#### MATERIAL PROVIDED ####

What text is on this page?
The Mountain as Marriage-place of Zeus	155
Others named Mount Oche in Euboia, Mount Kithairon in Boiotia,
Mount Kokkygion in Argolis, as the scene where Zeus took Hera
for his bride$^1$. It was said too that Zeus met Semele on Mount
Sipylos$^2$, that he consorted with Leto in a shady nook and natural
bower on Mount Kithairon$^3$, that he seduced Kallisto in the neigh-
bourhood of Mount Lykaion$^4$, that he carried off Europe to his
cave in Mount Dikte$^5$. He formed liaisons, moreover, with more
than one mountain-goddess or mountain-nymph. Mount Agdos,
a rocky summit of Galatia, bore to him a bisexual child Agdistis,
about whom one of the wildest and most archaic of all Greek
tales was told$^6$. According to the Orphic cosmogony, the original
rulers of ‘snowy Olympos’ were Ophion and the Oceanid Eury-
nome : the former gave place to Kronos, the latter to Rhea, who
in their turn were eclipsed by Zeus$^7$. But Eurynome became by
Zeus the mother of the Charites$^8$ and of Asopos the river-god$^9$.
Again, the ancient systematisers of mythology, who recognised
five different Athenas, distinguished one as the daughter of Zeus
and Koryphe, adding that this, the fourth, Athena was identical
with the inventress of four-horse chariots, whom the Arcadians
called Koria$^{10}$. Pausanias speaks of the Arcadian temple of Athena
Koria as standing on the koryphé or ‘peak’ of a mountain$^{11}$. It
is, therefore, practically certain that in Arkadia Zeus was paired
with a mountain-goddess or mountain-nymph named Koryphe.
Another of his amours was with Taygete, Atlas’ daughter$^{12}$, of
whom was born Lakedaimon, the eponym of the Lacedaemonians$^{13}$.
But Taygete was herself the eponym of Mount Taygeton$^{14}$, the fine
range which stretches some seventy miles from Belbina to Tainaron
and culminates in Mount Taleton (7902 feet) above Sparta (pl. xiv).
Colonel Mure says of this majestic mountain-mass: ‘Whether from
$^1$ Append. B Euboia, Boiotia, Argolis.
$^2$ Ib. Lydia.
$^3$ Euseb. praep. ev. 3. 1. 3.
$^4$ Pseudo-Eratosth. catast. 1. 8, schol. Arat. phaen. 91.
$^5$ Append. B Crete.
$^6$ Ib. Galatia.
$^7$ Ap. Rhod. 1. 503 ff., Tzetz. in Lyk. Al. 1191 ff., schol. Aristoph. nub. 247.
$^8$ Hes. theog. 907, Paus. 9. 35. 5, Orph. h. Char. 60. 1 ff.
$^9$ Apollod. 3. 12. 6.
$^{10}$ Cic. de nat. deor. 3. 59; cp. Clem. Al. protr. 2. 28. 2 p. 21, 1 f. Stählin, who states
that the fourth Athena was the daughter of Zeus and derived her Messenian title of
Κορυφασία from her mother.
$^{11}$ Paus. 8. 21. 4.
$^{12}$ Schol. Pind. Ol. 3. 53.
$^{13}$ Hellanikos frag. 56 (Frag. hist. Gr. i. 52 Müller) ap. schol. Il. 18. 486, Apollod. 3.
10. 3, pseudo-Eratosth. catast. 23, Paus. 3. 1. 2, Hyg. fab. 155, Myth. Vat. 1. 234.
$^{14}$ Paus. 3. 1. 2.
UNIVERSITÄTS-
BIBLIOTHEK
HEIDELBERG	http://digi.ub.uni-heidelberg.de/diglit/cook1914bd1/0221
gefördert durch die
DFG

####

## PROBLEM REQUIREMENTS
Exactly reproduce all of the entries above.

## RESULT OF THE EXERCISE
What text is on this page?
The Mountain as Marriage-place of Zeus	155
Others named Mount Oche in Euboia, Mount Kithairon in Boiotia,
Mount Kokkygion in Argolis, as the scene where Zeus took Hera
for his bride$^1$. It was said too that Zeus met Semele on Mount
Sipylos$^2$, that he consorted with Leto in a shady nook and natural
bower on Mount Kithairon$^3$, that he seduced Kallisto in the neigh-
bourhood of Mount Lykaion$^4$, that he carried off Europe to his
cave in Mount Dikte$^5$. He formed liaisons, moreover, with more
than one mountain-goddess or mountain-nymph. Mount Agdos,
a rocky summit of Galatia, bore to him a bisexual child Agdistis,
about whom one of the wildest and most archaic of all Greek
tales was told$^6$. According to the Orphic cosmogony, the original
rulers of ‘snowy Olympos’ were Ophion and the Oceanid Eury-
nome : the former gave place to Kronos, the latter to Rhea, who
in their turn were eclipsed by Zeus$^7$. But Eurynome became by
Zeus the mother of the Charites$^8$ and of Asopos the river-god$^9$.
Again, the ancient systematisers of mythology, who recognised
five different Athenas, distinguished one as the daughter of Zeus
and Koryphe, adding that this, the fourth, Athena was identical
with the inventress of four-horse chariots, whom the Arcadians
called Koria$^{10}$. Pausanias speaks of the Arcadian temple of Athena
Koria as standing on the koryphé or ‘peak’ of a mountain$^{11}$. It
is, therefore, practically certain that in Arkadia Zeus was paired
with a mountain-goddess or mountain-nymph named Koryphe.
Another of his amours was with Taygete, Atlas’ daughter$^{12}$, of
whom was born Lakedaimon, the eponym of the Lacedaemonians$^{13}$.
But Taygete was herself the eponym of Mount Taygeton$^{14}$, the fine
range which stretches some seventy miles from Belbina to Tainaron
and culminates in Mount Taleton (7902 feet) above Sparta (pl. xiv).
Colonel Mure says of this majestic mountain-mass: ‘Whether from
$^1$ Append. B Euboia, Boiotia, Argolis.
$^2$ Ib. Lydia.
$^3$ Euseb. praep. ev. 3. 1. 3.
$^4$ Pseudo-Eratosth. catast. 1. 8, schol. Arat. phaen. 91.
$^5$ Append. B Crete.
$^6$ Ib. Galatia.
$^7$ Ap. Rhod. 1. 503 ff., Tzetz. in Lyk. Al. 1191 ff., schol. Aristoph. nub. 247.
$^8$ Hes. theog. 907, Paus. 9. 35. 5, Orph. h. Char. 60. 1 ff.
$^9$ Apollod. 3. 12. 6.
$^{10}$ Cic. de nat. deor. 3. 59; cp. Clem. Al. protr. 2. 28. 2 p. 21, 1 f. Stählin, who states
that the fourth Athena was the daughter of Zeus and derived her Messenian title of
Κορυφασία from her mother.
$^{11}$ Paus. 8. 21. 4.
$^{12}$ Schol. Pind. Ol. 3. 53.
$^{13}$ Hellanikos frag. 56 (Frag. hist. Gr. i. 52 Müller) ap. schol. Il. 18. 486, Apollod. 3.
10. 3, pseudo-Eratosth. catast. 23, Paus. 3. 1. 2, Hyg. fab. 155, Myth. Vat. 1. 234.
$^{14}$ Paus. 3. 1. 2.
UNIVERSITÄTS-
BIBLIOTHEK
HEIDELBERG	http://digi.ub.uni-heidelberg.de/diglit/cook1914bd1/0221
gefördert durch die
DFG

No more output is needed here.